Layout coordinate data –
☆ ☆ ☆ ☆ ☆

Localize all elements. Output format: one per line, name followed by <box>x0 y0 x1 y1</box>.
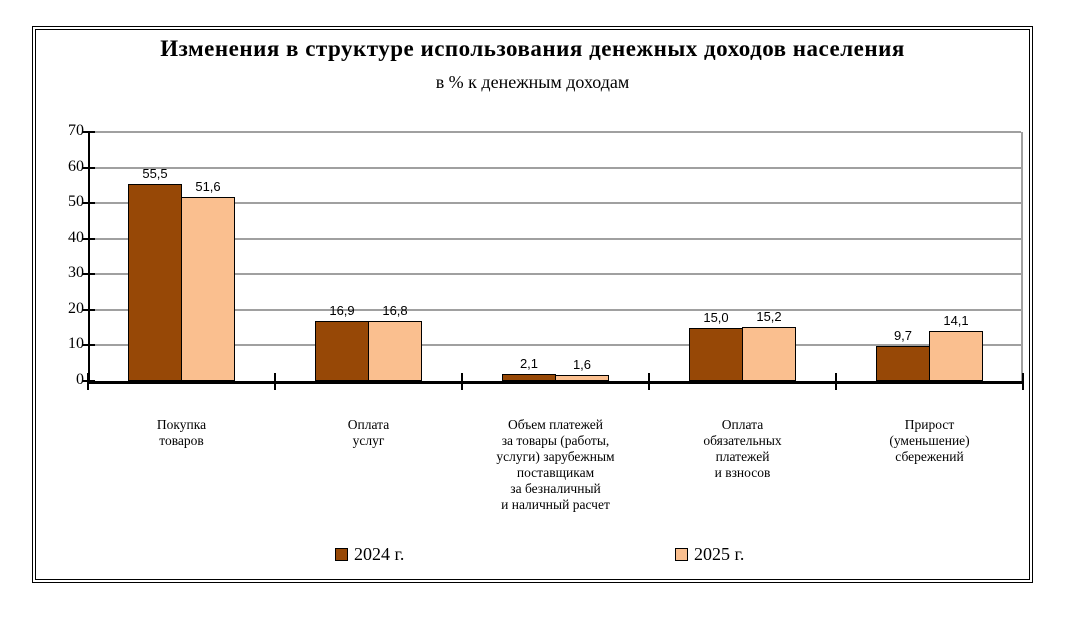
bar-2025г.-cat5 <box>929 330 983 381</box>
y-axis-tick <box>82 344 95 347</box>
bar-2025г.-cat4 <box>742 326 796 381</box>
x-axis-line <box>88 381 1023 384</box>
legend-label: 2025 г. <box>694 544 745 564</box>
bar-value-label: 51,6 <box>195 179 221 195</box>
bar-2024г.-cat1 <box>128 183 182 381</box>
chart-title: Изменения в структуре использования дене… <box>160 36 905 61</box>
gridline <box>90 344 1021 347</box>
y-axis-tick <box>82 308 95 311</box>
category-label: Прирост (уменьшение) сбережений <box>889 417 970 464</box>
category-label: Оплата обязательных платежей и взносов <box>703 417 782 480</box>
x-axis-tick <box>274 373 276 390</box>
y-axis-tick-label: 20 <box>68 299 84 317</box>
x-axis-tick <box>835 373 837 390</box>
y-axis-tick <box>82 166 95 169</box>
legend-label: 2024 г. <box>354 544 405 564</box>
chart-legend: 2024 г. 2025 г. <box>36 544 1029 570</box>
bar-value-label: 2,1 <box>519 355 539 371</box>
bar-2025г.-cat1 <box>181 197 235 381</box>
bar-value-label: 16,8 <box>382 303 408 319</box>
y-axis-tick-label: 60 <box>68 157 84 175</box>
plot-right-border <box>1021 132 1023 381</box>
legend-item: 2025 г. <box>675 544 744 565</box>
bar-value-label: 15,2 <box>756 308 782 324</box>
legend-item: 2024 г. <box>335 544 404 565</box>
bar-2024г.-cat3 <box>502 373 556 381</box>
y-axis-tick-label: 0 <box>76 371 84 388</box>
y-axis-tick <box>82 202 95 205</box>
y-axis-tick-label: 10 <box>68 335 84 353</box>
y-axis-tick-label: 30 <box>68 264 84 282</box>
legend-swatch <box>675 548 688 561</box>
chart-subtitle: в % к денежным доходам <box>435 72 630 92</box>
bar-value-label: 14,1 <box>943 312 969 328</box>
category-label: Покупка товаров <box>156 417 207 448</box>
x-axis-tick <box>87 373 89 390</box>
bar-2024г.-cat2 <box>315 320 369 381</box>
gridline <box>90 273 1021 276</box>
plot-area: 55,5 16,9 2,1 15,0 9,7 51,6 16,8 1,6 15,2 14,1 <box>82 131 1024 390</box>
bar-value-label: 55,5 <box>142 165 168 181</box>
category-label: Оплата услуг <box>347 417 390 448</box>
y-axis-tick-label: 70 <box>68 122 84 139</box>
bar-2025г.-cat2 <box>368 321 422 381</box>
gridline <box>90 202 1021 205</box>
y-axis-labels: 0 10 20 30 40 50 60 70 <box>44 122 84 388</box>
bar-value-label: 9,7 <box>893 328 913 344</box>
bar-2025г.-cat3 <box>555 375 609 381</box>
y-axis-tick-label: 40 <box>68 228 84 246</box>
gridline <box>90 308 1021 311</box>
y-axis-line <box>88 132 90 383</box>
chart-frame: Изменения в структуре использования дене… <box>32 26 1033 583</box>
gridline <box>90 131 1021 133</box>
y-axis-tick <box>82 131 95 133</box>
x-axis-tick <box>648 373 650 390</box>
y-axis-tick <box>82 237 95 240</box>
x-axis-tick <box>461 373 463 390</box>
legend-swatch <box>335 548 348 561</box>
category-label: Объем платежей за товары (работы, услуги… <box>496 417 615 512</box>
gridline <box>90 166 1021 169</box>
y-axis-tick <box>82 273 95 276</box>
category-axis-labels: Покупка товаров Оплата услуг Объем платеже… <box>88 417 1023 537</box>
bar-value-label: 1,6 <box>572 357 592 373</box>
bar-2024г.-cat4 <box>689 327 743 381</box>
bar-2024г.-cat5 <box>876 346 930 381</box>
bar-value-label: 15,0 <box>703 309 729 325</box>
bar-value-label: 16,9 <box>329 302 355 318</box>
x-axis-tick <box>1022 373 1024 390</box>
gridline <box>90 237 1021 240</box>
y-axis-tick-label: 50 <box>68 193 84 211</box>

☆ ☆ ☆ ☆ ☆

Your task –
Can you rewrite the data starting at the line with "bar-2025г.-cat5 <box>929 330 983 381</box>" and ending at the line with "y-axis-tick <box>82 308 95 311</box>", replacing "gridline" with "grid line" and leaving everything else unchanged, with nothing else in your reply?

Exercise answer –
bar-2025г.-cat5 <box>929 330 983 381</box>
y-axis-tick <box>82 344 95 347</box>
bar-2025г.-cat4 <box>742 326 796 381</box>
x-axis-line <box>88 381 1023 384</box>
legend-label: 2025 г. <box>694 544 745 564</box>
bar-value-label: 51,6 <box>195 179 221 195</box>
bar-2024г.-cat1 <box>128 183 182 381</box>
chart-title: Изменения в структуре использования дене… <box>160 36 905 61</box>
grid line <box>90 344 1021 347</box>
y-axis-tick <box>82 308 95 311</box>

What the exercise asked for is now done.